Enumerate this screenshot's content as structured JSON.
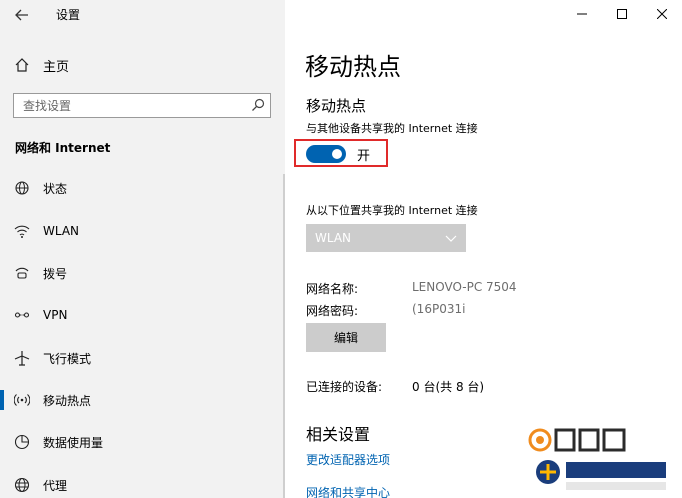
{
  "window": {
    "app_title": "设置",
    "controls": [
      "minimize-icon",
      "maximize-icon",
      "close-icon"
    ]
  },
  "sidebar": {
    "home_label": "主页",
    "search_placeholder": "查找设置",
    "section_heading": "网络和 Internet",
    "items": [
      {
        "label": "状态",
        "icon": "status-globe-icon"
      },
      {
        "label": "WLAN",
        "icon": "wifi-icon"
      },
      {
        "label": "拨号",
        "icon": "dialup-icon"
      },
      {
        "label": "VPN",
        "icon": "vpn-icon"
      },
      {
        "label": "飞行模式",
        "icon": "airplane-icon"
      },
      {
        "label": "移动热点",
        "icon": "hotspot-icon",
        "active": true
      },
      {
        "label": "数据使用量",
        "icon": "data-usage-icon"
      },
      {
        "label": "代理",
        "icon": "globe-icon"
      }
    ]
  },
  "main": {
    "page_title": "移动热点",
    "sub_title": "移动热点",
    "share_label": "与其他设备共享我的 Internet 连接",
    "toggle_state": "开",
    "from_label": "从以下位置共享我的 Internet 连接",
    "source_select": "WLAN",
    "network_name_label": "网络名称:",
    "network_name_value": "LENOVO-PC 7504",
    "network_password_label": "网络密码:",
    "network_password_value": "(16P031i",
    "edit_button": "编辑",
    "connected_label": "已连接的设备:",
    "connected_value": "0 台(共 8 台)",
    "related_heading": "相关设置",
    "links": [
      "更改适配器选项",
      "网络和共享中心"
    ]
  },
  "colors": {
    "accent": "#0063b1",
    "sidebar_bg": "#f2f2f2",
    "highlight_border": "#e02a2a"
  }
}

****************************************

Given task » Go through the entries above and output them exactly, without pictures.

Answer for this exercise »
Enumerate this screenshot's content as structured JSON.
{
  "window": {
    "app_title": "设置",
    "controls": [
      "minimize-icon",
      "maximize-icon",
      "close-icon"
    ]
  },
  "sidebar": {
    "home_label": "主页",
    "search_placeholder": "查找设置",
    "section_heading": "网络和 Internet",
    "items": [
      {
        "label": "状态",
        "icon": "status-globe-icon"
      },
      {
        "label": "WLAN",
        "icon": "wifi-icon"
      },
      {
        "label": "拨号",
        "icon": "dialup-icon"
      },
      {
        "label": "VPN",
        "icon": "vpn-icon"
      },
      {
        "label": "飞行模式",
        "icon": "airplane-icon"
      },
      {
        "label": "移动热点",
        "icon": "hotspot-icon",
        "active": true
      },
      {
        "label": "数据使用量",
        "icon": "data-usage-icon"
      },
      {
        "label": "代理",
        "icon": "globe-icon"
      }
    ]
  },
  "main": {
    "page_title": "移动热点",
    "sub_title": "移动热点",
    "share_label": "与其他设备共享我的 Internet 连接",
    "toggle_state": "开",
    "from_label": "从以下位置共享我的 Internet 连接",
    "source_select": "WLAN",
    "network_name_label": "网络名称:",
    "network_name_value": "LENOVO-PC 7504",
    "network_password_label": "网络密码:",
    "network_password_value": "(16P031i",
    "edit_button": "编辑",
    "connected_label": "已连接的设备:",
    "connected_value": "0 台(共 8 台)",
    "related_heading": "相关设置",
    "links": [
      "更改适配器选项",
      "网络和共享中心"
    ]
  },
  "colors": {
    "accent": "#0063b1",
    "sidebar_bg": "#f2f2f2",
    "highlight_border": "#e02a2a"
  }
}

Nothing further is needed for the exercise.